(Collection entries)
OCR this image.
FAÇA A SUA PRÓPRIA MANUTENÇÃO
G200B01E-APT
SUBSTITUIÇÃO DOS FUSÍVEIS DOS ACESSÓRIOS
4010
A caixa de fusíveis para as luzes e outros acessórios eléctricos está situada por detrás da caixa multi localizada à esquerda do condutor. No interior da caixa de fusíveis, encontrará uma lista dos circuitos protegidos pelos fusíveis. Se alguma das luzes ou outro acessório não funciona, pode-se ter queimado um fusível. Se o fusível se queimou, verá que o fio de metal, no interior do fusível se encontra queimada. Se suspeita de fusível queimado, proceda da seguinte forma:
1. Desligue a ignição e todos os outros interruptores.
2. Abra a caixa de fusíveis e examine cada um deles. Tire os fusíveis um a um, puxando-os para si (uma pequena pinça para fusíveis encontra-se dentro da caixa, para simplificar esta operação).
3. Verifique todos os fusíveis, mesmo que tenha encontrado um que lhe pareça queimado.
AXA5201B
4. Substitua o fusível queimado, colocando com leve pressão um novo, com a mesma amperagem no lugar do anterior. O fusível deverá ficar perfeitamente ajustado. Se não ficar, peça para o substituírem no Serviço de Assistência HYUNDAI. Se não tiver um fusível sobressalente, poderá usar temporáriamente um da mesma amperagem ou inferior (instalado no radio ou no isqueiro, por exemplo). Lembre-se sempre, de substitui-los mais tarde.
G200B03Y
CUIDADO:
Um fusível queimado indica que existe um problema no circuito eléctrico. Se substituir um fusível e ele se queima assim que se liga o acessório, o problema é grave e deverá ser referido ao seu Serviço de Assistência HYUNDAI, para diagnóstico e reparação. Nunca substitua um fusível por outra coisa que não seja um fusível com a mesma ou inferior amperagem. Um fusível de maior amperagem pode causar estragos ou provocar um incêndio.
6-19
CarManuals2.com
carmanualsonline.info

...

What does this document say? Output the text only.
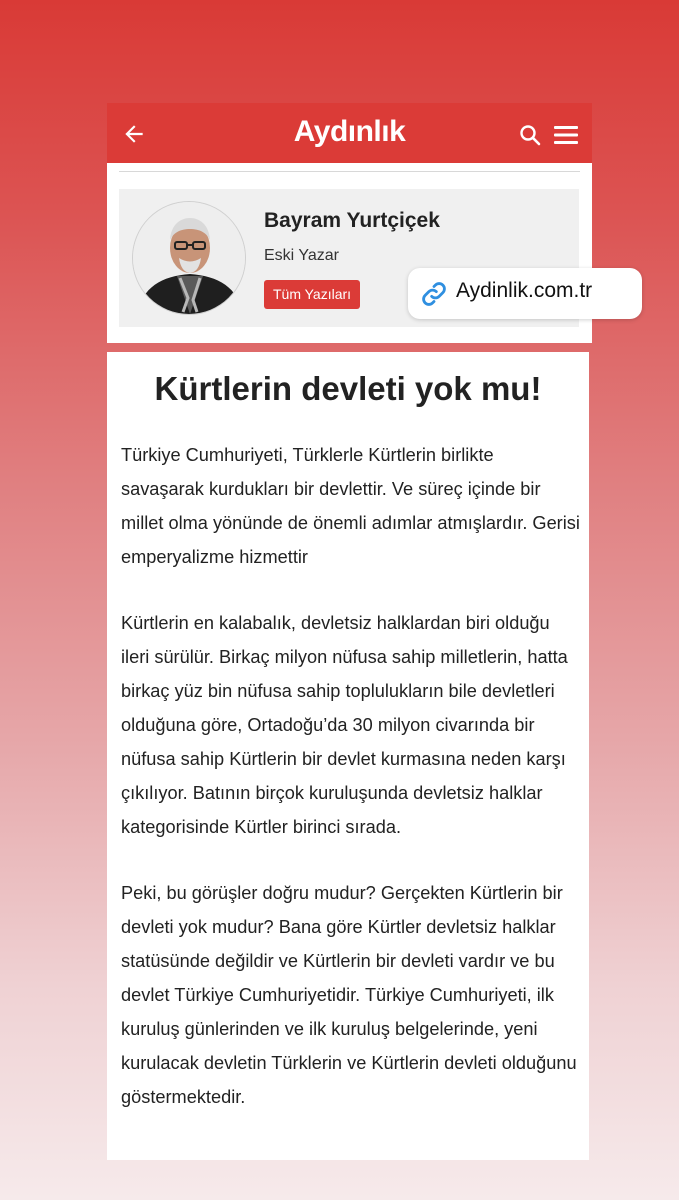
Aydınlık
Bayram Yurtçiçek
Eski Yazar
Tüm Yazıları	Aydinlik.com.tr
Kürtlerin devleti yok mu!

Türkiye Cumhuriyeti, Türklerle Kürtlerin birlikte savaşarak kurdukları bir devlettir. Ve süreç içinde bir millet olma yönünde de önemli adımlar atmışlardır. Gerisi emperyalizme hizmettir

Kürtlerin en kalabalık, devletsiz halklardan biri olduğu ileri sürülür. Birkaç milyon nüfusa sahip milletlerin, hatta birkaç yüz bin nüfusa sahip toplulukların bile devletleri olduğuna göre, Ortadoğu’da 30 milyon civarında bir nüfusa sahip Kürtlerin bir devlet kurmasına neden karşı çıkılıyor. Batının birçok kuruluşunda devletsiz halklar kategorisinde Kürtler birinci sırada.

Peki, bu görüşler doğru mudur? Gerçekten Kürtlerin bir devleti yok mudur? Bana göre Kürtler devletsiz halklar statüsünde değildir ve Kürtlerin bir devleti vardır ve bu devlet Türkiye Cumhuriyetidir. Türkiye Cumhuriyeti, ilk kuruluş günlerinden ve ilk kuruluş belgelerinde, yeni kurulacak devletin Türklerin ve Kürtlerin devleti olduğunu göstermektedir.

---

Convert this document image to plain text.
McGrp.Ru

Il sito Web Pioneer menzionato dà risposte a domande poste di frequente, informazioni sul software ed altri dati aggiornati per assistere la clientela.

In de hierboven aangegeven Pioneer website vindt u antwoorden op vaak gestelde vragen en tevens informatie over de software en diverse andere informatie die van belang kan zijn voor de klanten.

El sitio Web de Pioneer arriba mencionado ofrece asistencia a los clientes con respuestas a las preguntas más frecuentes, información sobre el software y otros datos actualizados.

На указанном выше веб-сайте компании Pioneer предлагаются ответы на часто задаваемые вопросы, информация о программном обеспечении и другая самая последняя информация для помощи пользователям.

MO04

Request:
Of the lines above, how many hold the string "göre"? Answer with only the number.

Problem solution:
2